## What to produce
Copy out the entries starting at the line containing "List each element" and ending at the line containing "bar bbox=[370, 147, 648, 169]", both lines included, keeping each line exactly as it is.

## Records for the task

○ ○ ○

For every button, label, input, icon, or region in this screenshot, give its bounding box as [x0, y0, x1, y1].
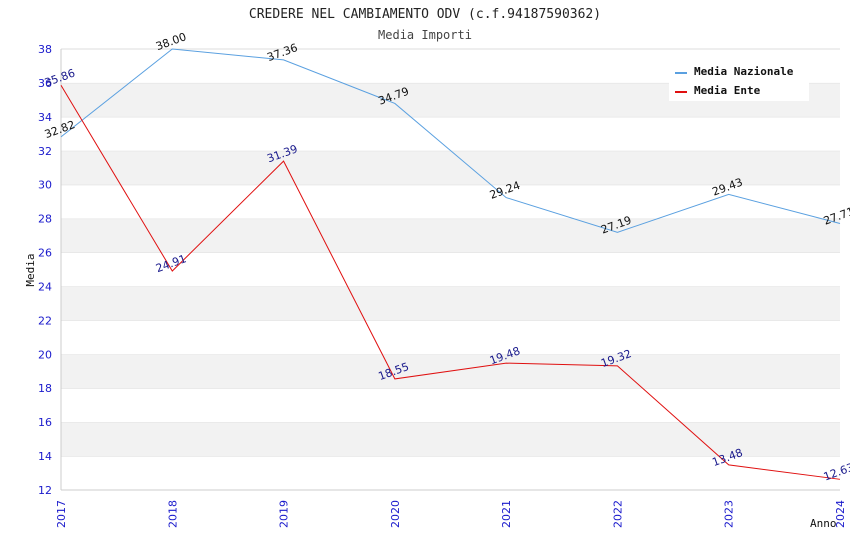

○ ○ ○

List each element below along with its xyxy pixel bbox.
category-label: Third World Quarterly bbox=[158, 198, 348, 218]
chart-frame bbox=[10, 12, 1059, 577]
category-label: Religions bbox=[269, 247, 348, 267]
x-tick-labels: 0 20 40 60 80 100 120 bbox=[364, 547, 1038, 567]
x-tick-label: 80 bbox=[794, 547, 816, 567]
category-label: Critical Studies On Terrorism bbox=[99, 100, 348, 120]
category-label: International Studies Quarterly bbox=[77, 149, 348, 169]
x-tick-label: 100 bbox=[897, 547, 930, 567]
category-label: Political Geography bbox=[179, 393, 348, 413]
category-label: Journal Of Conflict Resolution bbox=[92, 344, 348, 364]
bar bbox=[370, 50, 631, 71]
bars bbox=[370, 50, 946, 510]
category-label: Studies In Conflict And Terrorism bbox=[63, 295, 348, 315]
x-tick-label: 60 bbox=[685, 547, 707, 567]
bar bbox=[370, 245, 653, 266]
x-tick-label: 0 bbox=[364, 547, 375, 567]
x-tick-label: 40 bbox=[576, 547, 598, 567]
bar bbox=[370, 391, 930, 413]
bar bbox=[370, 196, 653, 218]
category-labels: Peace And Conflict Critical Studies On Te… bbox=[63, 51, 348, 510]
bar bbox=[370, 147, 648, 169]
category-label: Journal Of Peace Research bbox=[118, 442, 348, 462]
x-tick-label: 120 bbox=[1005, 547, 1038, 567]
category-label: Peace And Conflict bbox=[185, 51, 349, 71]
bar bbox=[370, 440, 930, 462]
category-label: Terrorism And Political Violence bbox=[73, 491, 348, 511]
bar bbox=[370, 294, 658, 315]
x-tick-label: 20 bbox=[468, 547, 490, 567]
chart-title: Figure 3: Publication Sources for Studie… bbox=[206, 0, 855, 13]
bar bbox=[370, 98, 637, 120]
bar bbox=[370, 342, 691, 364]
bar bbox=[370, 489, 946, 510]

○ ○ ○

## Problem solution
List each element below along with its xyxy pixel bbox.
category-label: Third World Quarterly bbox=[158, 198, 348, 218]
chart-frame bbox=[10, 12, 1059, 577]
category-label: Religions bbox=[269, 247, 348, 267]
x-tick-labels: 0 20 40 60 80 100 120 bbox=[364, 547, 1038, 567]
x-tick-label: 80 bbox=[794, 547, 816, 567]
category-label: Critical Studies On Terrorism bbox=[99, 100, 348, 120]
category-label: International Studies Quarterly bbox=[77, 149, 348, 169]
x-tick-label: 100 bbox=[897, 547, 930, 567]
category-label: Political Geography bbox=[179, 393, 348, 413]
category-label: Journal Of Conflict Resolution bbox=[92, 344, 348, 364]
bar bbox=[370, 50, 631, 71]
bars bbox=[370, 50, 946, 510]
category-label: Studies In Conflict And Terrorism bbox=[63, 295, 348, 315]
x-tick-label: 60 bbox=[685, 547, 707, 567]
bar bbox=[370, 245, 653, 266]
x-tick-label: 0 bbox=[364, 547, 375, 567]
x-tick-label: 40 bbox=[576, 547, 598, 567]
bar bbox=[370, 391, 930, 413]
bar bbox=[370, 196, 653, 218]
category-labels: Peace And Conflict Critical Studies On Te… bbox=[63, 51, 348, 510]
bar bbox=[370, 147, 648, 169]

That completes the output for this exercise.